In this hands-on workshop, participants will learn how to make simple enclosures for paper artifacts including folders, boxes, and options for rolled storage. A selection of commercial storage materials will be reviewed along with the decision-making process for choosing the right enclosures for a variety of artifacts.

Fundraising for Preservation and Conservation

Through thoughtful planning and effective grant writing, your organization can be competitive in the race for public and private funding to preserve cultural collections. This workshop will highlight the aspects of the planning process that funders value most and the elements of a successful grant proposal. With examples drawn from success stories at museums, historic sites, libraries, and archives, program participants will gain an understanding of how to effectively develop and implement a funding strategy to raise money for their collections.

Handlin’ It: Techniques and Materials for Artifact Packing and Transport

This workshop will address the safe handling and soft packing of flat and three dimensional objects. Discussion will include how to prepare work areas, best practices for moving various types of artifacts, and identifying potential conservation concerns before handling. Participants will be introduced to materials useful for day-to-day art handling and get hands-on experience packing items for short-term transport.

Housing Solutions

Practical knowledge of preservation materials and housing design is necessary to protect collection items. This workshop will address concerns in creating safe and effective housings for the storage and display of paper art and artifacts. Topics will address the materials, use, and benefits of various types of housing, from simple folders and polyester sleeves to oversized rolled storage and framing. Participants will have the opportunity to create several simple enclosures.

Identification and Preservation of Prints

Collections often contain prints from various time periods, from fine art to more common ephemera. The preservation of prints must consider the intricacies of media, the qualities of paper supports, and the interaction between the two. This workshop will provide an overview of the history of printmaking and printmaking techniques. In hands-on sessions, participants will learn how to identify prints, recognize common condition problems, and properly handle and house print collections.

Identification of 19th- and 20th-Century Photographic Processes

This workshop is designed to help attendees identify the various photographic processes found in many collections. It will cover major photographic processes from the daguerreotype to the digital print, examining the layer structure, image material, and deterioration characteristics of each. Lectures and hands-on activities using an array of historic photographs from CCAHA’s study collection will provide participants with a better knowledge and understanding of photographic processes.

Introduction to Digitization

Digitization can be the final step in processing collections, facilitating access, and even aiding in collections’ long-term preservation. Like other collections care endeavors, digitization should not be undertaken without an understanding of best practices, safe techniques, and the knowledge to make the right decisions. This workshop will provide a basic overview of some of the considerations institutions should make when digitizing materials, including establishing policies, prioritization and selection criteria, equipment options, handling practices while scanning or photographing, storage concerns for digital media, and digital preservation. This primer on establishing a digitization program is intended for collections staff and volunteers with very little or no experience digitizing materials.

[Dataset content]:
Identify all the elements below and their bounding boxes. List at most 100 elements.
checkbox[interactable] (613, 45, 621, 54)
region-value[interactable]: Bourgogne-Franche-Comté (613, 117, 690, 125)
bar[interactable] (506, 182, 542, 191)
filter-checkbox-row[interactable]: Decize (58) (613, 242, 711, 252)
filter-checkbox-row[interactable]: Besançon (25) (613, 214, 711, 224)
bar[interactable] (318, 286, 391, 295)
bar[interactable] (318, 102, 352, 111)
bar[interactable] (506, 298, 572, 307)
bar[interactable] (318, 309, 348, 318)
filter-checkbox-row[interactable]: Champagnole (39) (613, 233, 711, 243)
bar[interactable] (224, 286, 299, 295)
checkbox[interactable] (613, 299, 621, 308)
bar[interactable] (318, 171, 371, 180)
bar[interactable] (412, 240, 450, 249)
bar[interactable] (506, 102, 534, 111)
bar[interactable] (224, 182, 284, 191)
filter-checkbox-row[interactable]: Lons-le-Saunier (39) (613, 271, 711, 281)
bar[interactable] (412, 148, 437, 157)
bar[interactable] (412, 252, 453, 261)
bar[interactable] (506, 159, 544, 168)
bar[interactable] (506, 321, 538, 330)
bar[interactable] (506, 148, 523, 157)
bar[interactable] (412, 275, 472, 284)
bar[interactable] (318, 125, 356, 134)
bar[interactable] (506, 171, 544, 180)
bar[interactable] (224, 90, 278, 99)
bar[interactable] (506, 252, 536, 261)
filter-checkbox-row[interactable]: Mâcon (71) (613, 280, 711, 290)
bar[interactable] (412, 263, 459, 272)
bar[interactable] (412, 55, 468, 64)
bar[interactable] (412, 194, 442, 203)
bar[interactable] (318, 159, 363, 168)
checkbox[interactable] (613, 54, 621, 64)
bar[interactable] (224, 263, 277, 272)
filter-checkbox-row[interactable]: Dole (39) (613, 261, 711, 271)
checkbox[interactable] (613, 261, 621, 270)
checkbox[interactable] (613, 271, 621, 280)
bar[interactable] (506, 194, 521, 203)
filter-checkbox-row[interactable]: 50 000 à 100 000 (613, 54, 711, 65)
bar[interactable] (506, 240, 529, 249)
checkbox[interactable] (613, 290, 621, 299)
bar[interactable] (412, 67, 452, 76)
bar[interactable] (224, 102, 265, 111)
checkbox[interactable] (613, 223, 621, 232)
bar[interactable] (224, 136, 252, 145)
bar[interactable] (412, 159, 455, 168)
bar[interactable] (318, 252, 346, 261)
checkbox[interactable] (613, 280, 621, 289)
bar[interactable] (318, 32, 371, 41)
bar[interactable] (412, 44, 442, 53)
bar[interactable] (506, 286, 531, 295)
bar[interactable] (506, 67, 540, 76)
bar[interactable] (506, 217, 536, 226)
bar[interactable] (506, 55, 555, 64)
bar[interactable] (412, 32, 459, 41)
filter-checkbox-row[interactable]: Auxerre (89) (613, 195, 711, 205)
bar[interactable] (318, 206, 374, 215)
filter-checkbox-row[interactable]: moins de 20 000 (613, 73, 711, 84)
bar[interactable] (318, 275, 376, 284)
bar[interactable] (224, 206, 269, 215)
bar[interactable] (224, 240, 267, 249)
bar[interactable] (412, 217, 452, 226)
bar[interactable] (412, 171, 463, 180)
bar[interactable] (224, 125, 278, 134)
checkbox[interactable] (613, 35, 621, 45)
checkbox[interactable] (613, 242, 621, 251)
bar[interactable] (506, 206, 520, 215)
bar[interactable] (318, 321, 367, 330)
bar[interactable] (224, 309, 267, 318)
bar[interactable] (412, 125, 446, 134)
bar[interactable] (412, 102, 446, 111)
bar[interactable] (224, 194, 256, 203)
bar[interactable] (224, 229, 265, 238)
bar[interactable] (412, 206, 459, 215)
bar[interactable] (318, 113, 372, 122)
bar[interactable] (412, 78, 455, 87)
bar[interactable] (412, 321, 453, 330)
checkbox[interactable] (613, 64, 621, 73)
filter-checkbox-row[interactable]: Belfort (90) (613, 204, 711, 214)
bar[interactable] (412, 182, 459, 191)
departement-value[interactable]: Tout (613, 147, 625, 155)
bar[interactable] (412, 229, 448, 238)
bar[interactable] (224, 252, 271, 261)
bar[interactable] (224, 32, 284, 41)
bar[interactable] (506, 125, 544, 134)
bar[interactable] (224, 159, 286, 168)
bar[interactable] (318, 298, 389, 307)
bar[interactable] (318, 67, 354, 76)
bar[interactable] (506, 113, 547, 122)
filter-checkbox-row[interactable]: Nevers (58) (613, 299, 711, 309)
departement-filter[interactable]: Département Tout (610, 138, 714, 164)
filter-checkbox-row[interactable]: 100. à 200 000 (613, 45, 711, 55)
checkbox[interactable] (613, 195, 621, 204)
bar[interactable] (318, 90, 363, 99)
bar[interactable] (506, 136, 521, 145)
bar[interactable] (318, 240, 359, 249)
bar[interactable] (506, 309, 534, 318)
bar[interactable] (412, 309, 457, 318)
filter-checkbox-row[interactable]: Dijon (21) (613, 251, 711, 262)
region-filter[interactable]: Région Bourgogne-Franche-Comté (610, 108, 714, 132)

[Problems]:
[1] In the workshop descriptions, what is the source of the historic photographs used in the photographic processes workshop?
[2] Rewrite the workshop descriptions from "In this hands-on" up to and including "variety of artifacts.", changing "enclosures" to "housings".
[3] List the kinds of institutions that the workshop descriptions name as the sources of the fundraising success stories.

[Answers in order]:
[1] CCAHA's study collection.

[2]
In this hands-on workshop, participants will learn how to make simple housings for paper artifacts including folders, boxes, and options for rolled storage. A selection of commercial storage materials will be reviewed along with the decision-making process for choosing the right housings for a variety of artifacts.

[3] Museums, historic sites, libraries, and archives.